## begin DATA LISTING

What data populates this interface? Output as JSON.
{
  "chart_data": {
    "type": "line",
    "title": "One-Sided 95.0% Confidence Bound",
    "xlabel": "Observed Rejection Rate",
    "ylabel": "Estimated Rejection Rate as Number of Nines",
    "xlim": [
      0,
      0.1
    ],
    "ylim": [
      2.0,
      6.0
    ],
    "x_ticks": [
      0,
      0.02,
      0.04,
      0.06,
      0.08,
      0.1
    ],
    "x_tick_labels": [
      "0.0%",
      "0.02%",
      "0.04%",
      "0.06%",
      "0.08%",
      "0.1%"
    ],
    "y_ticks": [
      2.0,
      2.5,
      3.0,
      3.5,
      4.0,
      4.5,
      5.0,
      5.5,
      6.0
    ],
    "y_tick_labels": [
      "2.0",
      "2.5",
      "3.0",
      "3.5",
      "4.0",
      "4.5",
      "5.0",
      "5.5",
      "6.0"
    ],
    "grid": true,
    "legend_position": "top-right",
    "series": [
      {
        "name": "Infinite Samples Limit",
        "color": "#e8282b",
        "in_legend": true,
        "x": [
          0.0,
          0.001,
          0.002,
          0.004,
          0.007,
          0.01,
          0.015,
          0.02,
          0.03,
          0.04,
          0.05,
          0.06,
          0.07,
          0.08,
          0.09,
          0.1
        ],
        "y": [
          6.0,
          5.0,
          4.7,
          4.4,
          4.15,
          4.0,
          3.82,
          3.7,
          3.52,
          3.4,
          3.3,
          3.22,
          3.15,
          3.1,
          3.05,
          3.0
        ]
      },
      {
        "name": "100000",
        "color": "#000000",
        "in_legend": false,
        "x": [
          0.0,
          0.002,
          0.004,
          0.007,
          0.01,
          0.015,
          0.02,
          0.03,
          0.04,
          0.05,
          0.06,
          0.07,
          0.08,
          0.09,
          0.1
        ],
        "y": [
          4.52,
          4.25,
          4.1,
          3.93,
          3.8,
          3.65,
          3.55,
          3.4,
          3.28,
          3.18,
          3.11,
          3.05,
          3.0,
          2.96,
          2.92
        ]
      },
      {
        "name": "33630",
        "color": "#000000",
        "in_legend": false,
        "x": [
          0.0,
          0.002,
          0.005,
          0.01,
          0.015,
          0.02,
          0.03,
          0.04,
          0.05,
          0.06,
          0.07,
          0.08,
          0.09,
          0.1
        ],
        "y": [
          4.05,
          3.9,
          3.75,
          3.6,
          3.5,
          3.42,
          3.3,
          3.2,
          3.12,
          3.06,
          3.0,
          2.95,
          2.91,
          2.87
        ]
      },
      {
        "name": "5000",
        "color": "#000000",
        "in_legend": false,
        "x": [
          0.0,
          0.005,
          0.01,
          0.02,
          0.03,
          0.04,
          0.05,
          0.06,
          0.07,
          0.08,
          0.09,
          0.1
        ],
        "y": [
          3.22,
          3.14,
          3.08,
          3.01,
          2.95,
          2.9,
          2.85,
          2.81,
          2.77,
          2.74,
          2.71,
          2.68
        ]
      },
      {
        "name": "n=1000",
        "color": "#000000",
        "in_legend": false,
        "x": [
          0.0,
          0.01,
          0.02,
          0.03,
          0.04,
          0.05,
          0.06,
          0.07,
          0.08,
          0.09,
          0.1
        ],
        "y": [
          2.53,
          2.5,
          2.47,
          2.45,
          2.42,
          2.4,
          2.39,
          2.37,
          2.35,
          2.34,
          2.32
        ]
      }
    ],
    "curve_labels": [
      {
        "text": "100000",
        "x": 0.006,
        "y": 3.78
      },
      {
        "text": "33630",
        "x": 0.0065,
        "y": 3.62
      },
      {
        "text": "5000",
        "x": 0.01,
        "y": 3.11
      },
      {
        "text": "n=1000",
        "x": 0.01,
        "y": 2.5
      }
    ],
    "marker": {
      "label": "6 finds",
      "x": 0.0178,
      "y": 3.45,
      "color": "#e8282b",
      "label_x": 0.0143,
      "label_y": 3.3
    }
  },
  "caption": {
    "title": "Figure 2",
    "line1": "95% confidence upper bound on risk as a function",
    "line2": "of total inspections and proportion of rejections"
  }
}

## end DATA LISTING

INSTRUCTIONS FOR THE TASK - Emit the full listing verbatim.

EXERCISE RESPONSE -
What data populates this interface? Output as JSON.
{
  "chart_data": {
    "type": "line",
    "title": "One-Sided 95.0% Confidence Bound",
    "xlabel": "Observed Rejection Rate",
    "ylabel": "Estimated Rejection Rate as Number of Nines",
    "xlim": [
      0,
      0.1
    ],
    "ylim": [
      2.0,
      6.0
    ],
    "x_ticks": [
      0,
      0.02,
      0.04,
      0.06,
      0.08,
      0.1
    ],
    "x_tick_labels": [
      "0.0%",
      "0.02%",
      "0.04%",
      "0.06%",
      "0.08%",
      "0.1%"
    ],
    "y_ticks": [
      2.0,
      2.5,
      3.0,
      3.5,
      4.0,
      4.5,
      5.0,
      5.5,
      6.0
    ],
    "y_tick_labels": [
      "2.0",
      "2.5",
      "3.0",
      "3.5",
      "4.0",
      "4.5",
      "5.0",
      "5.5",
      "6.0"
    ],
    "grid": true,
    "legend_position": "top-right",
    "series": [
      {
        "name": "Infinite Samples Limit",
        "color": "#e8282b",
        "in_legend": true,
        "x": [
          0.0,
          0.001,
          0.002,
          0.004,
          0.007,
          0.01,
          0.015,
          0.02,
          0.03,
          0.04,
          0.05,
          0.06,
          0.07,
          0.08,
          0.09,
          0.1
        ],
        "y": [
          6.0,
          5.0,
          4.7,
          4.4,
          4.15,
          4.0,
          3.82,
          3.7,
          3.52,
          3.4,
          3.3,
          3.22,
          3.15,
          3.1,
          3.05,
          3.0
        ]
      },
      {
        "name": "100000",
        "color": "#000000",
        "in_legend": false,
        "x": [
          0.0,
          0.002,
          0.004,
          0.007,
          0.01,
          0.015,
          0.02,
          0.03,
          0.04,
          0.05,
          0.06,
          0.07,
          0.08,
          0.09,
          0.1
        ],
        "y": [
          4.52,
          4.25,
          4.1,
          3.93,
          3.8,
          3.65,
          3.55,
          3.4,
          3.28,
          3.18,
          3.11,
          3.05,
          3.0,
          2.96,
          2.92
        ]
      },
      {
        "name": "33630",
        "color": "#000000",
        "in_legend": false,
        "x": [
          0.0,
          0.002,
          0.005,
          0.01,
          0.015,
          0.02,
          0.03,
          0.04,
          0.05,
          0.06,
          0.07,
          0.08,
          0.09,
          0.1
        ],
        "y": [
          4.05,
          3.9,
          3.75,
          3.6,
          3.5,
          3.42,
          3.3,
          3.2,
          3.12,
          3.06,
          3.0,
          2.95,
          2.91,
          2.87
        ]
      },
      {
        "name": "5000",
        "color": "#000000",
        "in_legend": false,
        "x": [
          0.0,
          0.005,
          0.01,
          0.02,
          0.03,
          0.04,
          0.05,
          0.06,
          0.07,
          0.08,
          0.09,
          0.1
        ],
        "y": [
          3.22,
          3.14,
          3.08,
          3.01,
          2.95,
          2.9,
          2.85,
          2.81,
          2.77,
          2.74,
          2.71,
          2.68
        ]
      },
      {
        "name": "n=1000",
        "color": "#000000",
        "in_legend": false,
        "x": [
          0.0,
          0.01,
          0.02,
          0.03,
          0.04,
          0.05,
          0.06,
          0.07,
          0.08,
          0.09,
          0.1
        ],
        "y": [
          2.53,
          2.5,
          2.47,
          2.45,
          2.42,
          2.4,
          2.39,
          2.37,
          2.35,
          2.34,
          2.32
        ]
      }
    ],
    "curve_labels": [
      {
        "text": "100000",
        "x": 0.006,
        "y": 3.78
      },
      {
        "text": "33630",
        "x": 0.0065,
        "y": 3.62
      },
      {
        "text": "5000",
        "x": 0.01,
        "y": 3.11
      },
      {
        "text": "n=1000",
        "x": 0.01,
        "y": 2.5
      }
    ],
    "marker": {
      "label": "6 finds",
      "x": 0.0178,
      "y": 3.45,
      "color": "#e8282b",
      "label_x": 0.0143,
      "label_y": 3.3
    }
  },
  "caption": {
    "title": "Figure 2",
    "line1": "95% confidence upper bound on risk as a function",
    "line2": "of total inspections and proportion of rejections"
  }
}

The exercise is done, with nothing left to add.